-- begin EXTRACTED MATERIAL --

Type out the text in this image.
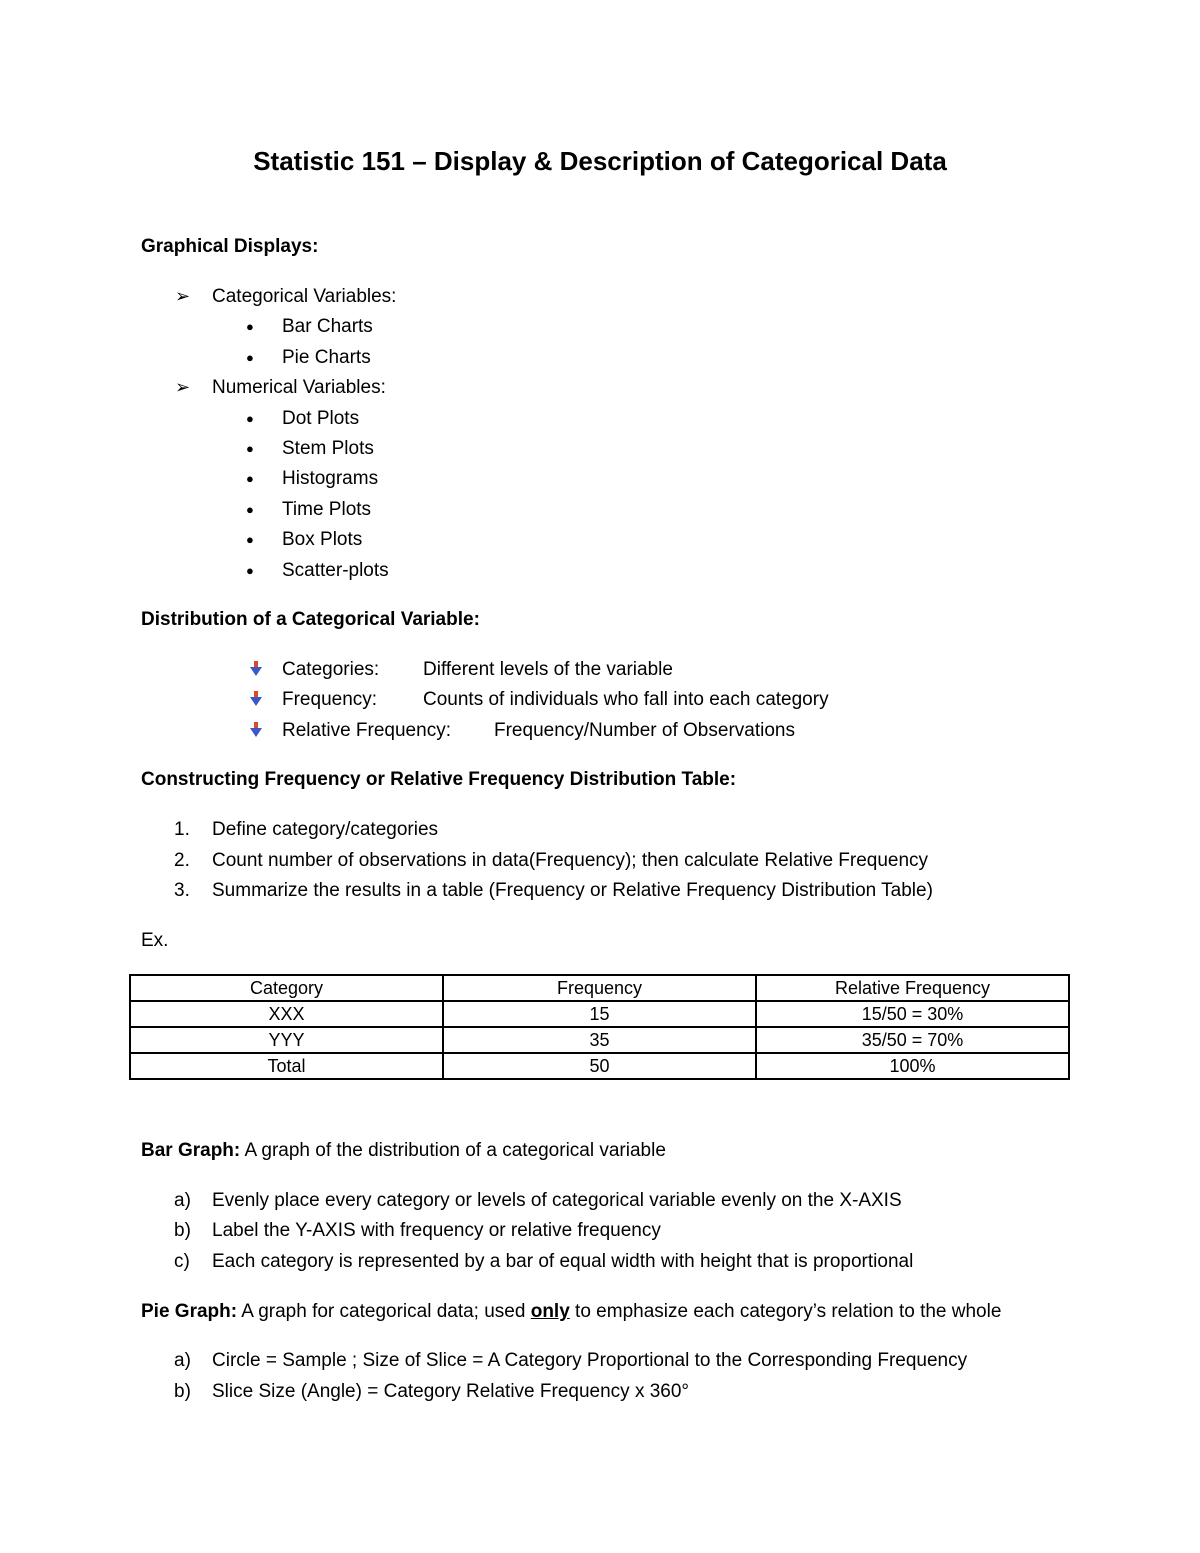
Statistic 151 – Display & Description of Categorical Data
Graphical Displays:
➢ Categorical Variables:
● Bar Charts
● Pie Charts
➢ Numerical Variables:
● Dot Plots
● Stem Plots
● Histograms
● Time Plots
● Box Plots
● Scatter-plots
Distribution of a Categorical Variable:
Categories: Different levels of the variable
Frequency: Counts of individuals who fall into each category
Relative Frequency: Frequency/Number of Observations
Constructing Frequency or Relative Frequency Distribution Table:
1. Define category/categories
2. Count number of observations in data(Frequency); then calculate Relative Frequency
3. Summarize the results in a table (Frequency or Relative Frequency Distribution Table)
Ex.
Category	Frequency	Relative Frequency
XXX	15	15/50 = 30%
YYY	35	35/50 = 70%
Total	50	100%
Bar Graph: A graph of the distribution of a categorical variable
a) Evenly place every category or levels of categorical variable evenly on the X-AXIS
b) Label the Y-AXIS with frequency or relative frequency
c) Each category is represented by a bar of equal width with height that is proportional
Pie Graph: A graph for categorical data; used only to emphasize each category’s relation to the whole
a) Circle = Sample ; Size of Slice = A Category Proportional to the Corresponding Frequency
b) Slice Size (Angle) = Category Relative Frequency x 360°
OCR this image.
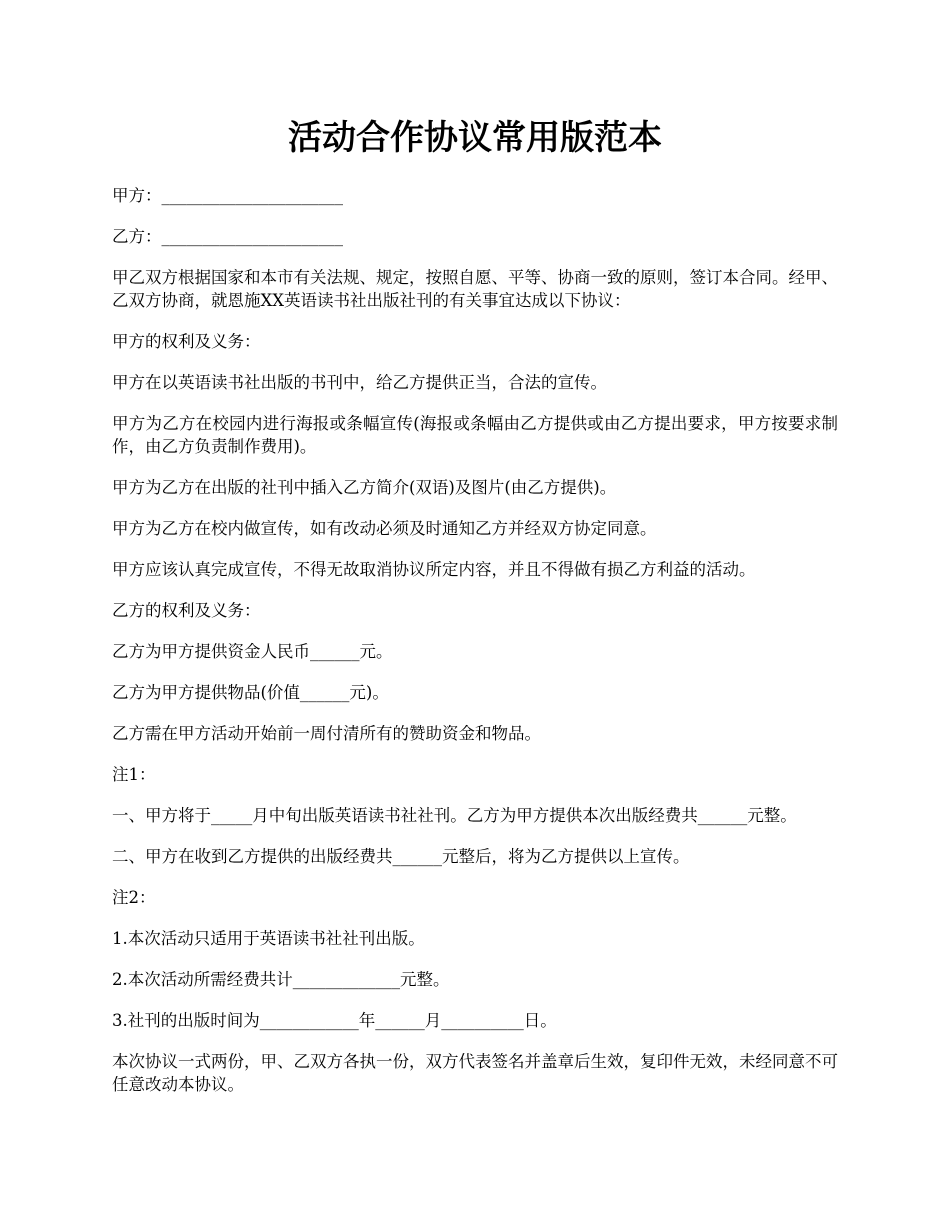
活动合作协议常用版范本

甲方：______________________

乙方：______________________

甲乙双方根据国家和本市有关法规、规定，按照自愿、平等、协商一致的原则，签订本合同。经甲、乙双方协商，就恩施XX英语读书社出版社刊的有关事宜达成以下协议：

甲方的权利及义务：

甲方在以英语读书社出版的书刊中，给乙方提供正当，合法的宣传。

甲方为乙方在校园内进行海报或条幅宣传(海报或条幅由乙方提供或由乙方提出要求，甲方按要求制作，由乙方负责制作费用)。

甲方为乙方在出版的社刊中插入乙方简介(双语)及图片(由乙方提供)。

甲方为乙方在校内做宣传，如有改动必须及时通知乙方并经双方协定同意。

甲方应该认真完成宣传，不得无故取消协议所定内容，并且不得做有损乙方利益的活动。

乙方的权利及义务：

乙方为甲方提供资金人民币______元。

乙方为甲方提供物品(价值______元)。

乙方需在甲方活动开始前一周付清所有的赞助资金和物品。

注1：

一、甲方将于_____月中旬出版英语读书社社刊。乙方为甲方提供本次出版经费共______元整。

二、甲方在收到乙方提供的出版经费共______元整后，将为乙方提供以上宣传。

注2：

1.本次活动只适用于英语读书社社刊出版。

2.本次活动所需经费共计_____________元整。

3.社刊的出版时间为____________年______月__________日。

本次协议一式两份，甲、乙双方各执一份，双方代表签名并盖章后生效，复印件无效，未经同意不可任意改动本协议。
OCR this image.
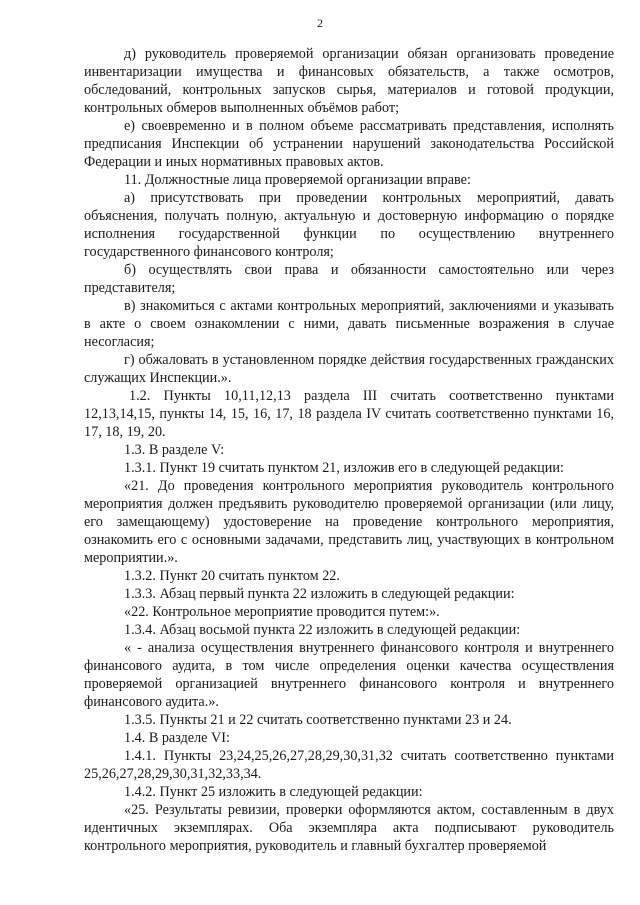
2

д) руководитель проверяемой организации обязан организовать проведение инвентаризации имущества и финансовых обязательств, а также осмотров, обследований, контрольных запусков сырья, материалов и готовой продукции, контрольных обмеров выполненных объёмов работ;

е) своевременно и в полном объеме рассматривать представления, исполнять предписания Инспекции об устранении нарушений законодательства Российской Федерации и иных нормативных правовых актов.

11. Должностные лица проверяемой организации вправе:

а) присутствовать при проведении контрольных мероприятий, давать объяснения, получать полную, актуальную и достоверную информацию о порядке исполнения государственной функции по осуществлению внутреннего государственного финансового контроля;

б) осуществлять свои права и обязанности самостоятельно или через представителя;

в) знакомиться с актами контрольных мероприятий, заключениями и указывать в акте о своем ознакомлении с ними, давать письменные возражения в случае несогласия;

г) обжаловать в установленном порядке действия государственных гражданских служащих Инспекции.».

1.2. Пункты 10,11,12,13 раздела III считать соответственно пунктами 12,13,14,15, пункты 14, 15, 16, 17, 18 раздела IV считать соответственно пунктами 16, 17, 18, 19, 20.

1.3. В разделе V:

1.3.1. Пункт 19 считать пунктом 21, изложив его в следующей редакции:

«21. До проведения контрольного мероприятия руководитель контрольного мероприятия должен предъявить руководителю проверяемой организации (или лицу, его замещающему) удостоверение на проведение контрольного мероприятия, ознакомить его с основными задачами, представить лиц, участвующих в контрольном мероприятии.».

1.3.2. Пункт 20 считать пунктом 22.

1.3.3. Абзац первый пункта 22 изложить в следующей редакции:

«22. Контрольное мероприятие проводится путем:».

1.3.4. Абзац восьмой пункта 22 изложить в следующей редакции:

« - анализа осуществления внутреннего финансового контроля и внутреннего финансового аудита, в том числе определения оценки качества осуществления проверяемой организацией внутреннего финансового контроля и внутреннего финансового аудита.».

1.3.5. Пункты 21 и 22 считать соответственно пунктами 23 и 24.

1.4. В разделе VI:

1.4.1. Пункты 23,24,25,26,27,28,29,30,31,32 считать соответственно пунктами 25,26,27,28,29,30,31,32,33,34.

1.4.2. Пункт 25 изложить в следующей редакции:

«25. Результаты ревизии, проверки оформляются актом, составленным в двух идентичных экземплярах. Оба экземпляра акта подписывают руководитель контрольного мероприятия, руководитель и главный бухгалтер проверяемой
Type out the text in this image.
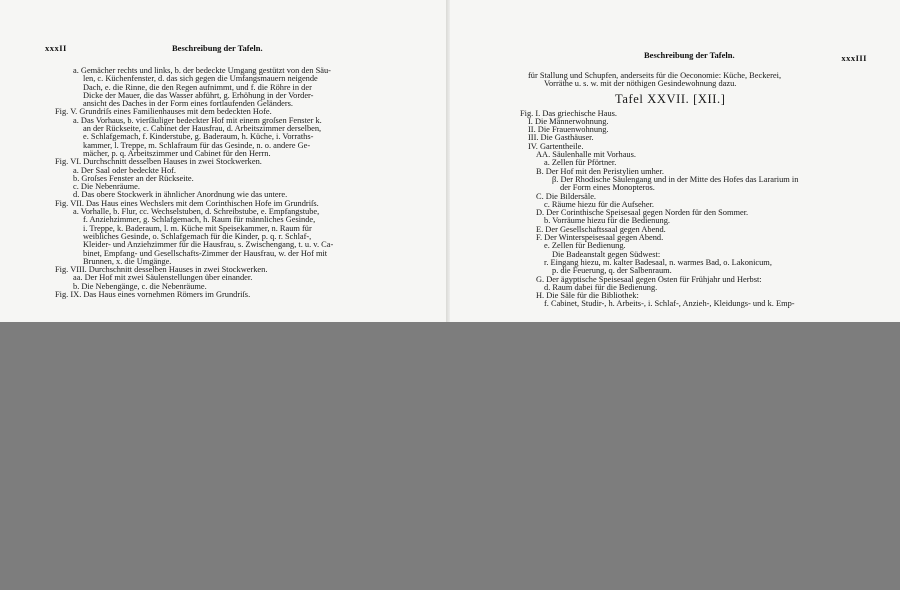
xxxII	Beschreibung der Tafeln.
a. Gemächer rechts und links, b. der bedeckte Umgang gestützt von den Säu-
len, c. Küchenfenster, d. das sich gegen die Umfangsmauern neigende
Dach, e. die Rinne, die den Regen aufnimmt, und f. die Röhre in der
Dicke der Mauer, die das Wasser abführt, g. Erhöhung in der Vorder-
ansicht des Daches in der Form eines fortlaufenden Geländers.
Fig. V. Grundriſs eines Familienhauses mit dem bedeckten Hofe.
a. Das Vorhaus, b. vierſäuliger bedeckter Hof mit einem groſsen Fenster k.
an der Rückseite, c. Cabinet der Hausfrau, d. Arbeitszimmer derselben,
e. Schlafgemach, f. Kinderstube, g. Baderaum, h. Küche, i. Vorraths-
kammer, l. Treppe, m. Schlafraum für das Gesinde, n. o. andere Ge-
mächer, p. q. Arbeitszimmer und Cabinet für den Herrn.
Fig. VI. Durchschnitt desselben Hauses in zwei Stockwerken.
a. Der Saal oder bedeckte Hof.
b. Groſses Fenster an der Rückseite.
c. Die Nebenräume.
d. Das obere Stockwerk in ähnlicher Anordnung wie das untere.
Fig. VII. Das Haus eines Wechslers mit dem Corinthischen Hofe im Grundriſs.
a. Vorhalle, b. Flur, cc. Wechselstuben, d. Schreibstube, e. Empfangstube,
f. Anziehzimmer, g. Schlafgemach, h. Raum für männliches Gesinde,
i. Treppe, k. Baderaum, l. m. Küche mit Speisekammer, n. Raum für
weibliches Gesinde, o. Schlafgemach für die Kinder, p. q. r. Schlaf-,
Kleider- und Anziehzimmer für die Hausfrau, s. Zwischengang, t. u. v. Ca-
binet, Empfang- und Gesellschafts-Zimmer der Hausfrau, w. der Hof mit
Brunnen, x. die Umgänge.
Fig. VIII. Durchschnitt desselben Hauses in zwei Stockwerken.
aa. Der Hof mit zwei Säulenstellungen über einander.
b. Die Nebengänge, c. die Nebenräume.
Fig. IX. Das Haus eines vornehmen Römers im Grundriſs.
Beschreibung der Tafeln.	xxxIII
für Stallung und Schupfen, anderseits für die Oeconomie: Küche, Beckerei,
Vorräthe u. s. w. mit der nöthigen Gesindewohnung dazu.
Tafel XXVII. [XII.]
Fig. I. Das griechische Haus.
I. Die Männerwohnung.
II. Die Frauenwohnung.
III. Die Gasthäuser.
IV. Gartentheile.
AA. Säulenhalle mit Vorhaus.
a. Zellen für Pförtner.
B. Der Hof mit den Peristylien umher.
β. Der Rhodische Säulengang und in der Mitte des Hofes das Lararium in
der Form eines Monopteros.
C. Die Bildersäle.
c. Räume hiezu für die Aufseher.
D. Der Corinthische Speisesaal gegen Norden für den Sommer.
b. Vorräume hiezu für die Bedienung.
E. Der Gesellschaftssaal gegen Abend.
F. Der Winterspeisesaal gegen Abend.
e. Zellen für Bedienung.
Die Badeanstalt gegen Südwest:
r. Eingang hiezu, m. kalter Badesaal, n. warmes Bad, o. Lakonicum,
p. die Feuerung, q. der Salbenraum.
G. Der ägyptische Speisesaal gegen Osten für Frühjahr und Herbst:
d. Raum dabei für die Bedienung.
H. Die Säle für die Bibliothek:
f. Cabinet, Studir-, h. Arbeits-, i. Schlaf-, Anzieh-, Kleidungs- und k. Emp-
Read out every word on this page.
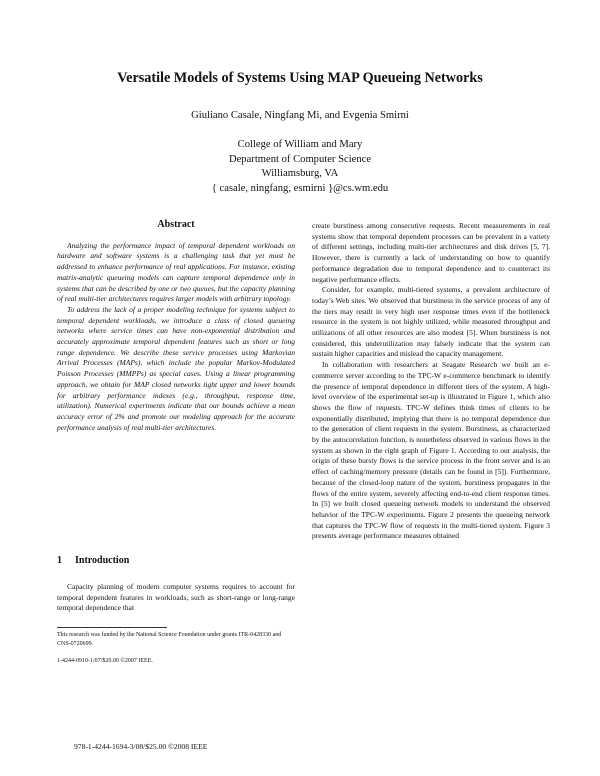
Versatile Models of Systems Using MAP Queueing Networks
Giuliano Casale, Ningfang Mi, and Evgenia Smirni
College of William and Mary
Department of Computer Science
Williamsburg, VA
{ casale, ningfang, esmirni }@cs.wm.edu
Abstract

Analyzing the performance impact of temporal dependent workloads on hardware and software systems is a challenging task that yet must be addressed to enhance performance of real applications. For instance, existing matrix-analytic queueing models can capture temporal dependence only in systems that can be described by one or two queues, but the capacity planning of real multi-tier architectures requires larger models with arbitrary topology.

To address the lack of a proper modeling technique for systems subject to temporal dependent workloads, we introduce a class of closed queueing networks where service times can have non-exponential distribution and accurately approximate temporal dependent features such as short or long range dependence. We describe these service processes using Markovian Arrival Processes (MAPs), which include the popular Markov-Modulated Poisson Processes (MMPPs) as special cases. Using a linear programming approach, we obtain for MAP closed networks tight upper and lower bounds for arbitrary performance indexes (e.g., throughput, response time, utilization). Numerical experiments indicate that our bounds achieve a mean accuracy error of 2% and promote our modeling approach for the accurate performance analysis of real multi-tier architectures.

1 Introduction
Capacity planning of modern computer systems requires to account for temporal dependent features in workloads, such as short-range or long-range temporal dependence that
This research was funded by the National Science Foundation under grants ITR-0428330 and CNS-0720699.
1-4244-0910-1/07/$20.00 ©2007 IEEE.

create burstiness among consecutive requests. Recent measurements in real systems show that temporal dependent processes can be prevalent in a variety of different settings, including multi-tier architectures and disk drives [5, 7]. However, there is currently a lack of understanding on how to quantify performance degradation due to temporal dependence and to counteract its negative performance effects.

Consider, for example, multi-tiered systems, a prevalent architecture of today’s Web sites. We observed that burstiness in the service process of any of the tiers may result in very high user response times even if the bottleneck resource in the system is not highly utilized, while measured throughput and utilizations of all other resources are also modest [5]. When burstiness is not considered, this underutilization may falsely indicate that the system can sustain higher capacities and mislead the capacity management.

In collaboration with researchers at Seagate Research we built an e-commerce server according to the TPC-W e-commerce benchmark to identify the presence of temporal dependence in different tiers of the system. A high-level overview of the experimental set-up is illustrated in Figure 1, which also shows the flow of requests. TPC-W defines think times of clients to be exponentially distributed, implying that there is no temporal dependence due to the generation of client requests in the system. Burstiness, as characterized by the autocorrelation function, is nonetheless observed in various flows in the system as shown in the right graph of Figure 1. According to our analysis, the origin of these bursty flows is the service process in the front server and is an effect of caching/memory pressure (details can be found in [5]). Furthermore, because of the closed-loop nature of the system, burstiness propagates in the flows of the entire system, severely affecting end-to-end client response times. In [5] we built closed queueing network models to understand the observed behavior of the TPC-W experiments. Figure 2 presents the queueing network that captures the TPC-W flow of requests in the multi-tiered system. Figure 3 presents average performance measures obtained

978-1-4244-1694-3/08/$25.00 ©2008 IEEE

-- end EXTRACTED MATERIAL --

> **WHAT YOU SHOULD DO**
Go through the listing above and work out how many lines contain the string "Anziehzimmer". Reply with the number alone.

> **EXERCISE RESPONSE**
2